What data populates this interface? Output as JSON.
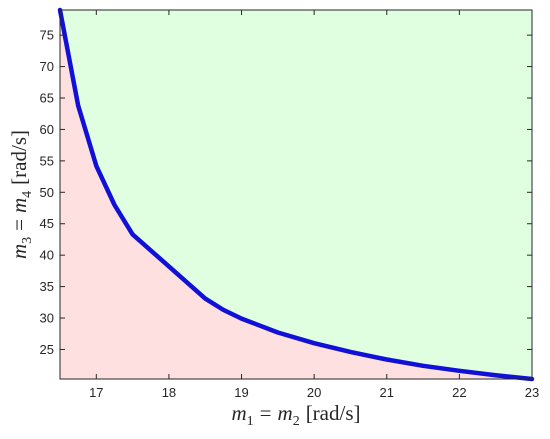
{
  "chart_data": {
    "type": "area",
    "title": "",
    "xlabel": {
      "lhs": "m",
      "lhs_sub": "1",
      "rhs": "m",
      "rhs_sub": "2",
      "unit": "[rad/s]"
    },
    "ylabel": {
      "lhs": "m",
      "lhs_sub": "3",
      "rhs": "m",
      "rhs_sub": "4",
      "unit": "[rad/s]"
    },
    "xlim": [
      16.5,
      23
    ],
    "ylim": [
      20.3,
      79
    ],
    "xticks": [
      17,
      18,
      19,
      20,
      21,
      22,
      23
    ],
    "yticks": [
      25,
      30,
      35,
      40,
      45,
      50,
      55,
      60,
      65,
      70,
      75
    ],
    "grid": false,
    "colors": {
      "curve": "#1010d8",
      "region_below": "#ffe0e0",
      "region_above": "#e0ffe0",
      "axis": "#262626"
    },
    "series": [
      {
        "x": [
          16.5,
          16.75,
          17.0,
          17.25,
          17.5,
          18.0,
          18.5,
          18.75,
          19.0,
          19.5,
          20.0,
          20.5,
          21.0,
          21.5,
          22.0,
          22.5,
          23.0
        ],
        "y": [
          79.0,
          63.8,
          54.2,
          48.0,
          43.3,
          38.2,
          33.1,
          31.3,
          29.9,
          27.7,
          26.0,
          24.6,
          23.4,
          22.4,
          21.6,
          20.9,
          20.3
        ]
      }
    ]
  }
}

_____

* Exercise details
Print the entries above exactly, taking out only the pictures.

* Solution
What data populates this interface? Output as JSON.
{
  "chart_data": {
    "type": "area",
    "title": "",
    "xlabel": {
      "lhs": "m",
      "lhs_sub": "1",
      "rhs": "m",
      "rhs_sub": "2",
      "unit": "[rad/s]"
    },
    "ylabel": {
      "lhs": "m",
      "lhs_sub": "3",
      "rhs": "m",
      "rhs_sub": "4",
      "unit": "[rad/s]"
    },
    "xlim": [
      16.5,
      23
    ],
    "ylim": [
      20.3,
      79
    ],
    "xticks": [
      17,
      18,
      19,
      20,
      21,
      22,
      23
    ],
    "yticks": [
      25,
      30,
      35,
      40,
      45,
      50,
      55,
      60,
      65,
      70,
      75
    ],
    "grid": false,
    "colors": {
      "curve": "#1010d8",
      "region_below": "#ffe0e0",
      "region_above": "#e0ffe0",
      "axis": "#262626"
    },
    "series": [
      {
        "x": [
          16.5,
          16.75,
          17.0,
          17.25,
          17.5,
          18.0,
          18.5,
          18.75,
          19.0,
          19.5,
          20.0,
          20.5,
          21.0,
          21.5,
          22.0,
          22.5,
          23.0
        ],
        "y": [
          79.0,
          63.8,
          54.2,
          48.0,
          43.3,
          38.2,
          33.1,
          31.3,
          29.9,
          27.7,
          26.0,
          24.6,
          23.4,
          22.4,
          21.6,
          20.9,
          20.3
        ]
      }
    ]
  }
}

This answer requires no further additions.